## [WHAT TO DO]
Output an exact reproduction of the data.

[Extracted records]
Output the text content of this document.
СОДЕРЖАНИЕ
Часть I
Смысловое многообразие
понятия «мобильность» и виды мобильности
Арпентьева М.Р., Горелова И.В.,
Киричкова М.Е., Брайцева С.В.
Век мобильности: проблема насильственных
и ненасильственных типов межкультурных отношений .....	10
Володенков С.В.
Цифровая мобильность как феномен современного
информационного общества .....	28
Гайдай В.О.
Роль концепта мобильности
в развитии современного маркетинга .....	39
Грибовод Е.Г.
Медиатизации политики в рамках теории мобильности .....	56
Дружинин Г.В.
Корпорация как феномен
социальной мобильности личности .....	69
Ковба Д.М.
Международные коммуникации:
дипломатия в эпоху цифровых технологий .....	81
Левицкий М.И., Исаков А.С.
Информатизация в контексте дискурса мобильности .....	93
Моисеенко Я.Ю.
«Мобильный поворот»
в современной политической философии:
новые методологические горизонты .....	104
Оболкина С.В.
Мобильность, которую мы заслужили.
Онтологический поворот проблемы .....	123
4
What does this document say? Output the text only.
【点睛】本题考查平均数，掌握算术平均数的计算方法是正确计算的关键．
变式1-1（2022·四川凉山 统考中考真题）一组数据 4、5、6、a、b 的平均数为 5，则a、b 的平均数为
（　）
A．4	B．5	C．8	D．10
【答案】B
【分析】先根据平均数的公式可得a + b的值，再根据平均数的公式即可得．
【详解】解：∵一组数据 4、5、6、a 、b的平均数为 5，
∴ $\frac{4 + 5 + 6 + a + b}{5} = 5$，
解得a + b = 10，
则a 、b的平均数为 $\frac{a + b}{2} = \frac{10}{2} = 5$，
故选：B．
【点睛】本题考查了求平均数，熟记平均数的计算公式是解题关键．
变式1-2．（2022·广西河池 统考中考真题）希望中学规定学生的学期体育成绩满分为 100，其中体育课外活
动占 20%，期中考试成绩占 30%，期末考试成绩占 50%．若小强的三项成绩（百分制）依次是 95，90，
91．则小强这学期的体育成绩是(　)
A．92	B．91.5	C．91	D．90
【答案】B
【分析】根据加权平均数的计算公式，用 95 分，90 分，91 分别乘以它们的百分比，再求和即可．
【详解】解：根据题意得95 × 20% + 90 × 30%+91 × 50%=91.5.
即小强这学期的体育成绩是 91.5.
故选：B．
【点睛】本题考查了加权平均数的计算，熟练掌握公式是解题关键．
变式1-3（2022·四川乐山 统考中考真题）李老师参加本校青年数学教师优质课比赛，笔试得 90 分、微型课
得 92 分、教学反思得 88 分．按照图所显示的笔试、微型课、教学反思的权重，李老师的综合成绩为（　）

## [RESULT OF THE TASK]
Output the text content of this document.
СОДЕРЖАНИЕ
Часть I
Смысловое многообразие
понятия «мобильность» и виды мобильности
Арпентьева М.Р., Горелова И.В.,
Киричкова М.Е., Брайцева С.В.
Век мобильности: проблема насильственных
и ненасильственных типов межкультурных отношений .....	10
Володенков С.В.
Цифровая мобильность как феномен современного
информационного общества .....	28
Гайдай В.О.
Роль концепта мобильности
в развитии современного маркетинга .....	39
Грибовод Е.Г.
Медиатизации политики в рамках теории мобильности .....	56
Дружинин Г.В.
Корпорация как феномен
социальной мобильности личности .....	69
Ковба Д.М.
Международные коммуникации:
дипломатия в эпоху цифровых технологий .....	81
Левицкий М.И., Исаков А.С.
Информатизация в контексте дискурса мобильности .....	93
Моисеенко Я.Ю.
«Мобильный поворот»
в современной политической философии:
новые методологические горизонты .....	104
Оболкина С.В.
Мобильность, которую мы заслужили.
Онтологический поворот проблемы .....	123
4
What does this document say? Output the text only.
【点睛】本题考查平均数，掌握算术平均数的计算方法是正确计算的关键．
变式1-1（2022·四川凉山 统考中考真题）一组数据 4、5、6、a、b 的平均数为 5，则a、b 的平均数为
（　）
A．4	B．5	C．8	D．10
【答案】B
【分析】先根据平均数的公式可得a + b的值，再根据平均数的公式即可得．
【详解】解：∵一组数据 4、5、6、a 、b的平均数为 5，
∴ $\frac{4 + 5 + 6 + a + b}{5} = 5$，
解得a + b = 10，
则a 、b的平均数为 $\frac{a + b}{2} = \frac{10}{2} = 5$，
故选：B．
【点睛】本题考查了求平均数，熟记平均数的计算公式是解题关键．
变式1-2．（2022·广西河池 统考中考真题）希望中学规定学生的学期体育成绩满分为 100，其中体育课外活
动占 20%，期中考试成绩占 30%，期末考试成绩占 50%．若小强的三项成绩（百分制）依次是 95，90，
91．则小强这学期的体育成绩是(　)
A．92	B．91.5	C．91	D．90
【答案】B
【分析】根据加权平均数的计算公式，用 95 分，90 分，91 分别乘以它们的百分比，再求和即可．
【详解】解：根据题意得95 × 20% + 90 × 30%+91 × 50%=91.5.
即小强这学期的体育成绩是 91.5.
故选：B．
【点睛】本题考查了加权平均数的计算，熟练掌握公式是解题关键．
变式1-3（2022·四川乐山 统考中考真题）李老师参加本校青年数学教师优质课比赛，笔试得 90 分、微型课
得 92 分、教学反思得 88 分．按照图所显示的笔试、微型课、教学反思的权重，李老师的综合成绩为（　）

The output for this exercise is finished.